╔══

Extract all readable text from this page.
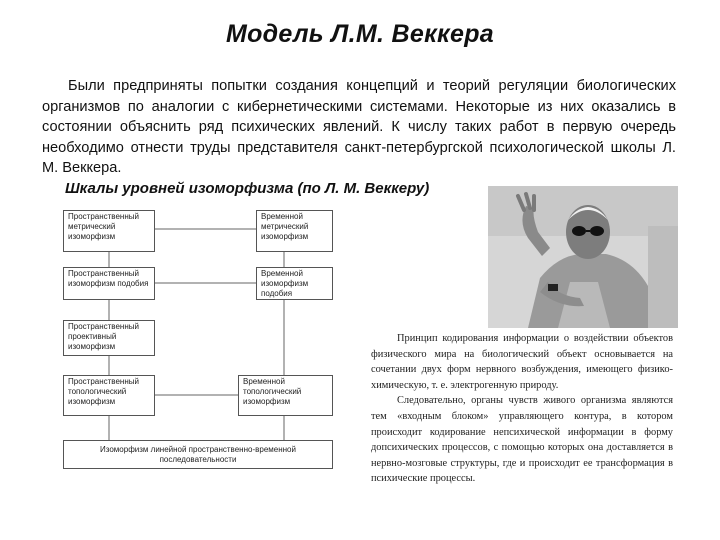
Модель Л.М. Веккера

Были предприняты попытки создания концепций и теорий регуляции биологических организмов по аналогии с кибернетическими системами. Некоторые из них оказались в состоянии объяснить ряд психических явлений. К числу таких работ в первую очередь необходимо отнести труды представителя санкт-петербургской психологической школы Л. М. Веккера.

Шкалы уровней изоморфизма (по Л. М. Веккеру)
Пространственный метрический изоморфизм
Пространственный изоморфизм подобия
Пространственный проективный изоморфизм
Пространственный топологический изоморфизм
Временной метрический изоморфизм
Временной изоморфизм подобия
Временной топологический изоморфизм
Изоморфизм линейной пространственно-временной последовательности

Принцип кодирования информации о воздействии объектов физического мира на биологический объект основывается на сочетании двух форм нервного возбуждения, имеющего физико-химическую, т. е. электрогенную природу.

Следовательно, органы чувств живого организма являются тем «входным блоком» управляющего контура, в котором происходит кодирование непсихической информации в форму допсихических процессов, с помощью которых она доставляется в нервно-мозговые структуры, где и происходит ее трансформация в психические процессы.
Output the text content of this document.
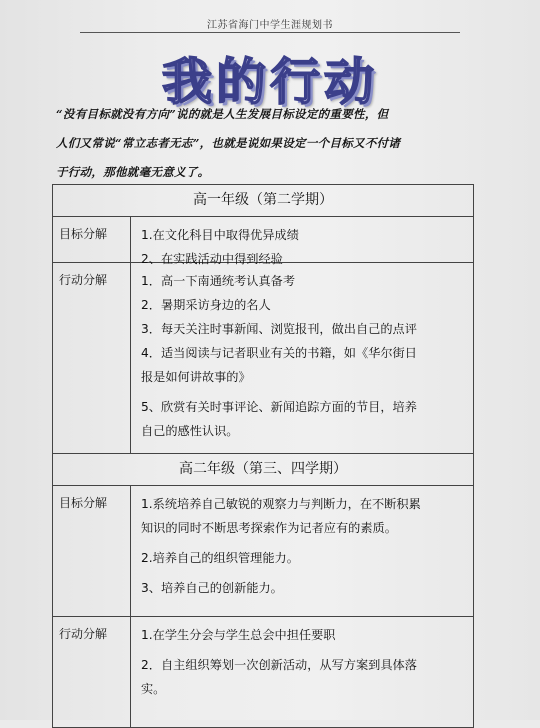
江苏省海门中学生涯规划书
我的行动

“没有目标就没有方向”说的就是人生发展目标设定的重要性，但

人们又常说“常立志者无志”，也就是说如果设定一个目标又不付诸

于行动，那他就毫无意义了。

高一年级（第二学期）
目标分解	1.在文化科目中取得优异成绩
2、在实践活动中得到经验
行动分解	1．高一下南通统考认真备考
2．暑期采访身边的名人
3．每天关注时事新闻、浏览报刊，做出自己的点评
4．适当阅读与记者职业有关的书籍，如《华尔街日
报是如何讲故事的》
5、欣赏有关时事评论、新闻追踪方面的节目，培养
自己的感性认识。
高二年级（第三、四学期）
目标分解	1.系统培养自己敏锐的观察力与判断力，在不断积累
知识的同时不断思考探索作为记者应有的素质。
2.培养自己的组织管理能力。
3、培养自己的创新能力。
行动分解	1.在学生分会与学生总会中担任要职
2．自主组织筹划一次创新活动，从写方案到具体落
实。
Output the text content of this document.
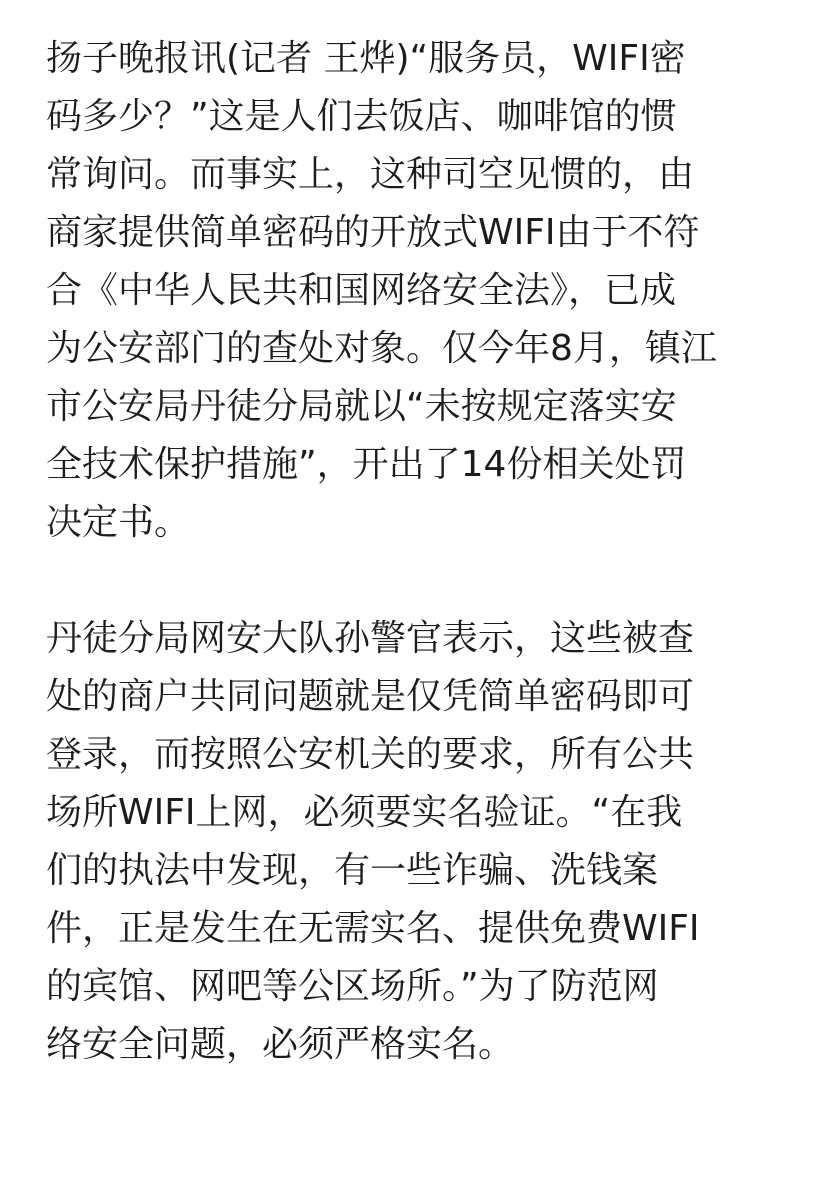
扬子晚报讯(记者 王烨)“服务员，WIFI密
码多少？”这是人们去饭店、咖啡馆的惯
常询问。而事实上，这种司空见惯的，由
商家提供简单密码的开放式WIFI由于不符
合《中华人民共和国网络安全法》，已成
为公安部门的查处对象。仅今年8月，镇江
市公安局丹徒分局就以“未按规定落实安
全技术保护措施”，开出了14份相关处罚
决定书。

丹徒分局网安大队孙警官表示，这些被查
处的商户共同问题就是仅凭简单密码即可
登录，而按照公安机关的要求，所有公共
场所WIFI上网，必须要实名验证。“在我
们的执法中发现，有一些诈骗、洗钱案
件，正是发生在无需实名、提供免费WIFI
的宾馆、网吧等公区场所。”为了防范网
络安全问题，必须严格实名。
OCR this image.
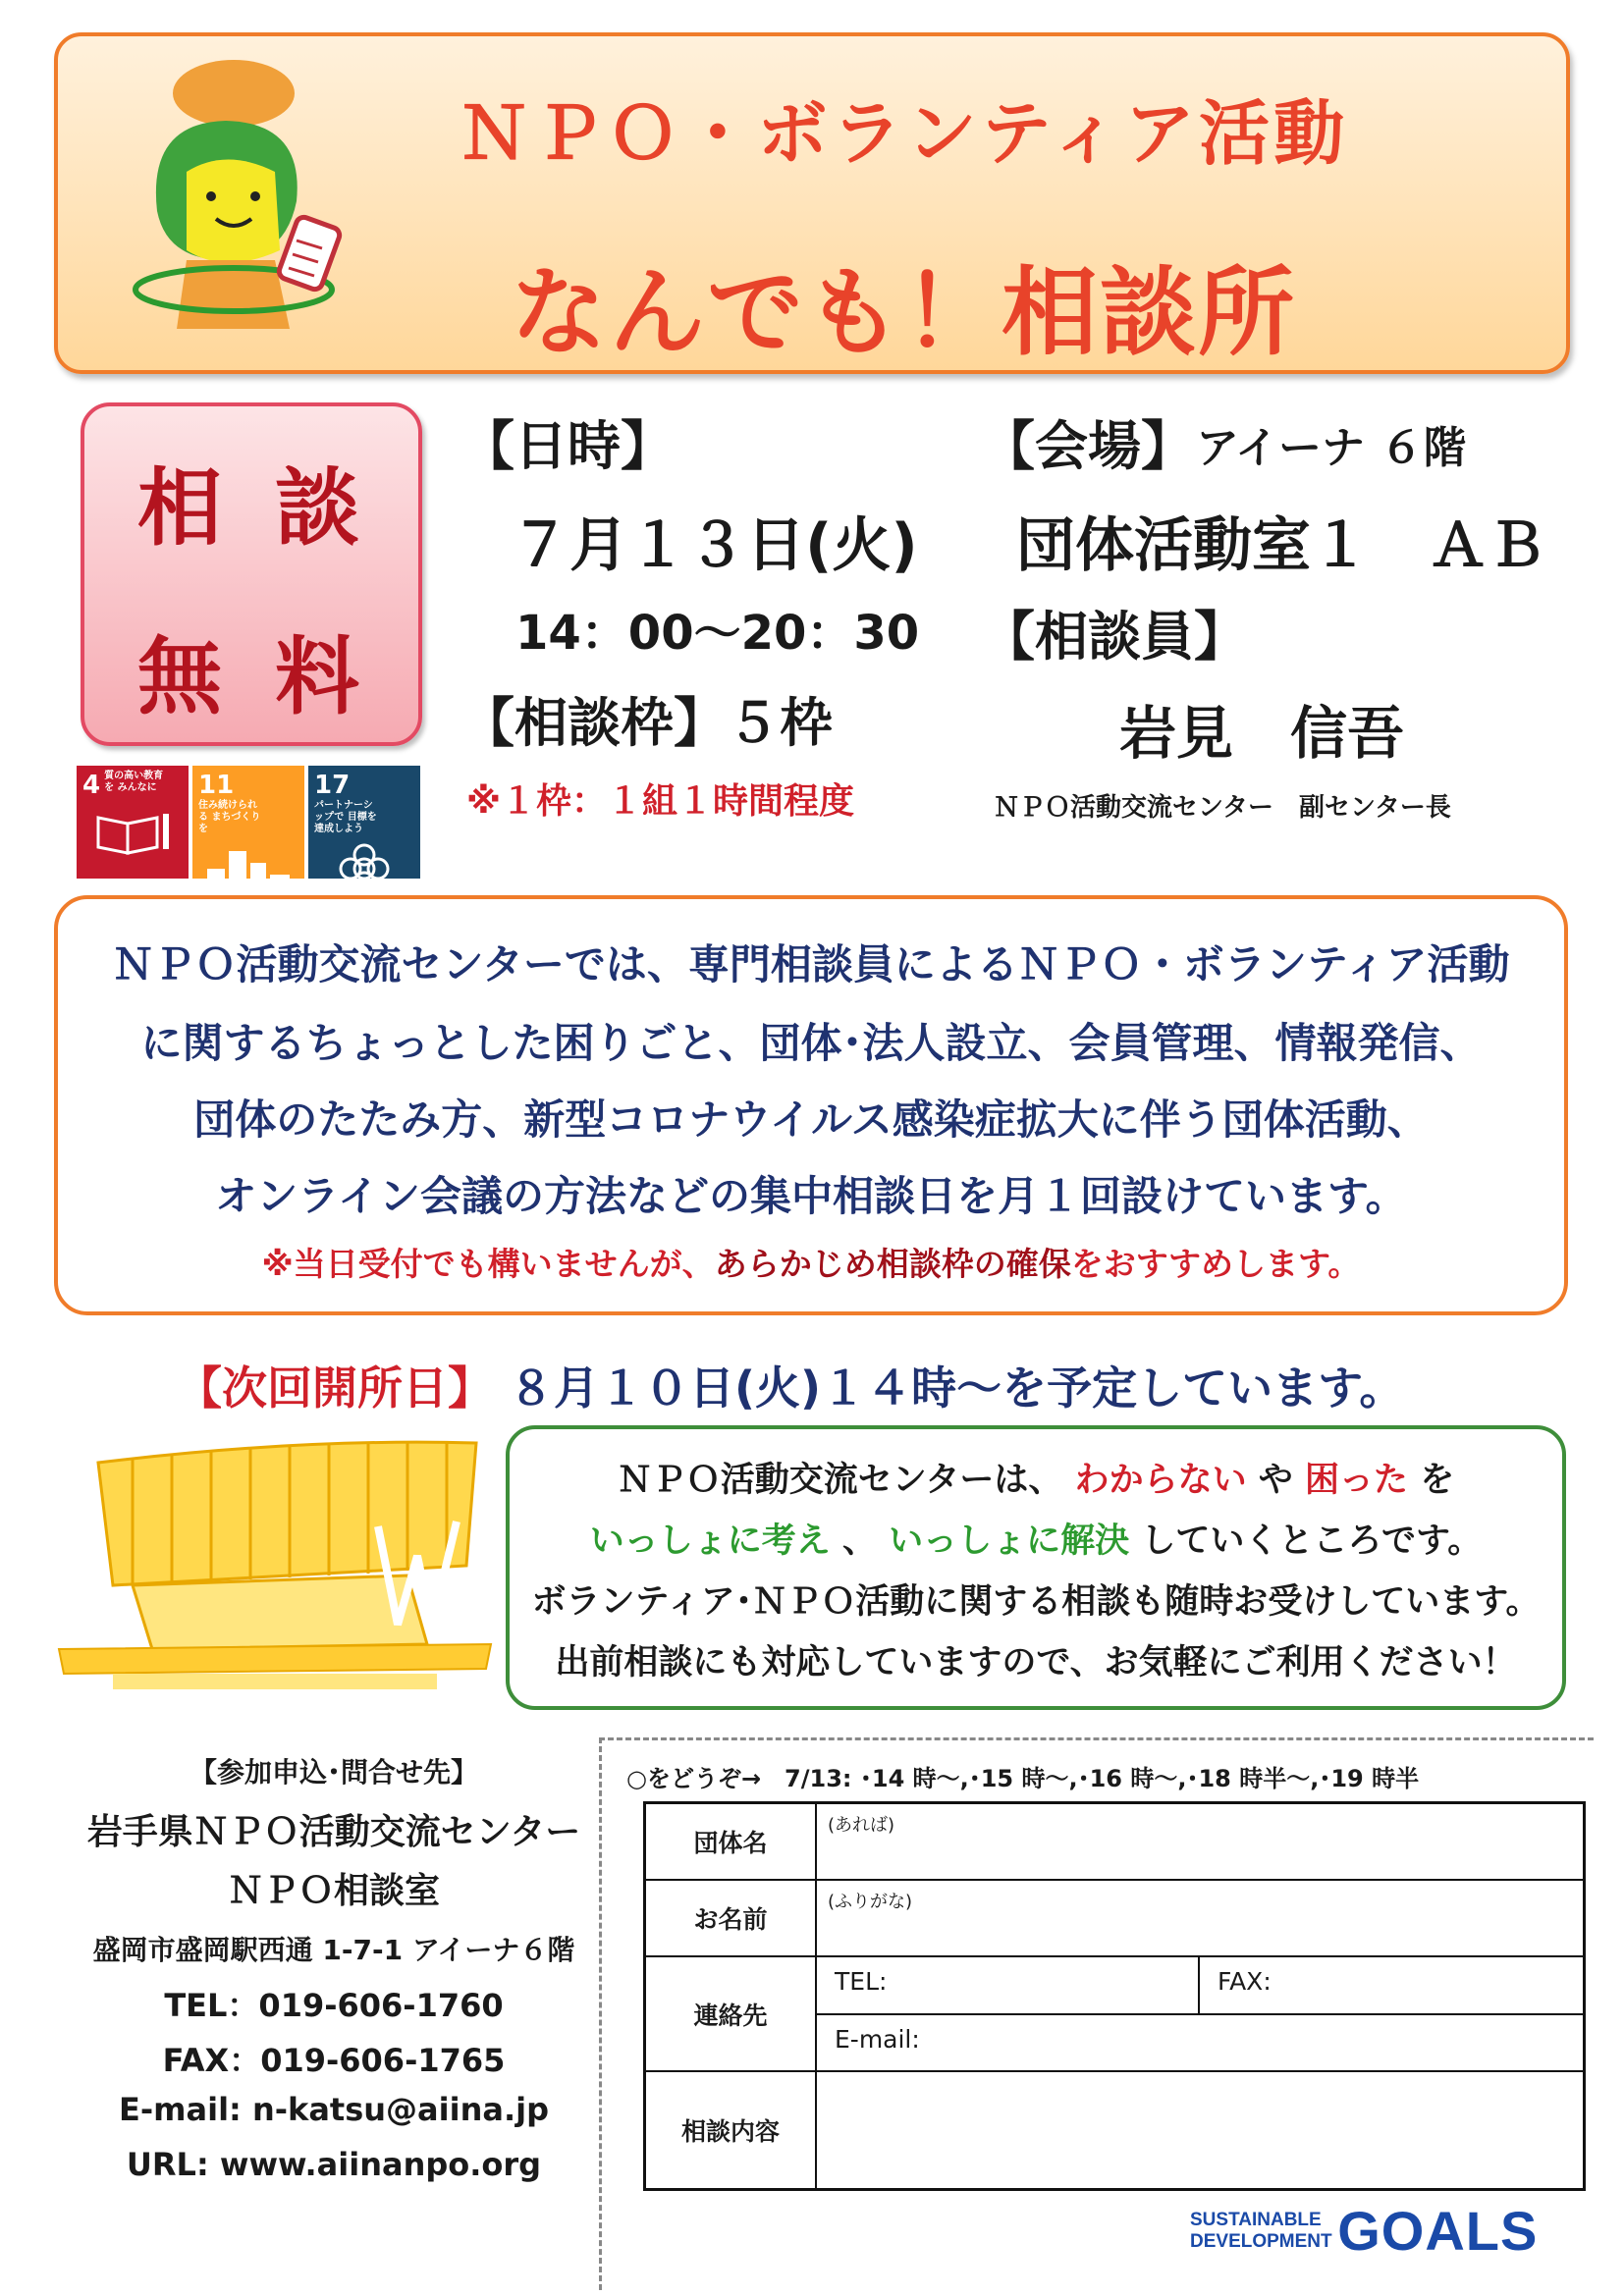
ＮＰＯ・ボランティア活動
なんでも！相談所
相 談
無 料
4 質の高い教育を みんなに	11住み続けられる まちづくりを
17パートナーシップで 目標を達成しよう
【日時】
７月１３日(火)
14：00～20：30
【相談枠】５枠
※１枠：１組１時間程度
【会場】 アイーナ ６階
団体活動室１　ＡＢ
【相談員】
岩見　信吾
ＮＰＯ活動交流センター　副センター長
ＮＰＯ活動交流センターでは、専門相談員によるＮＰＯ・ボランティア活動
に関するちょっとした困りごと、団体･法人設立、会員管理、情報発信、
団体のたたみ方、新型コロナウイルス感染症拡大に伴う団体活動、
オンライン会議の方法などの集中相談日を月１回設けています。
※当日受付でも構いませんが、あらかじめ相談枠の確保をおすすめします。
【次回開所日】 ８月１０日(火)１４時～を予定しています。
ＮＰＯ活動交流センターは、 わからない や 困った を
いっしょに考え 、 いっしょに解決 していくところです。
ボランティア･ＮＰＯ活動に関する相談も随時お受けしています。
出前相談にも対応していますので、お気軽にご利用ください！
【参加申込･問合せ先】
岩手県ＮＰＯ活動交流センター
ＮＰＯ相談室
盛岡市盛岡駅西通 1-7-1 アイーナ６階
TEL：019-606-1760
FAX：019-606-1765
E-mail: n-katsu@aiina.jp
URL: www.aiinanpo.org
○をどうぞ→　7/13: ･14 時～,･15 時～,･16 時～,･18 時半～,･19 時半
団体名	(あれば)	

お名前	(ふりがな)	

連絡先	TEL:	FAX:
	E-mail:	
相談内容		
SUSTAINABLE
DEVELOPMENT GOALS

╚══

The exercise — Wherever the word "Веккера" occurs in a line of the listing, copy that line.

Answer below —
Модель Л.М. Веккера
Были предприняты попытки создания концепций и теорий регуляции биологических организмов по аналогии с кибернетическими системами. Некоторые из них оказались в состоянии объяснить ряд психических явлений. К числу таких работ в первую очередь необходимо отнести труды представителя санкт-петербургской психологической школы Л. М. Веккера.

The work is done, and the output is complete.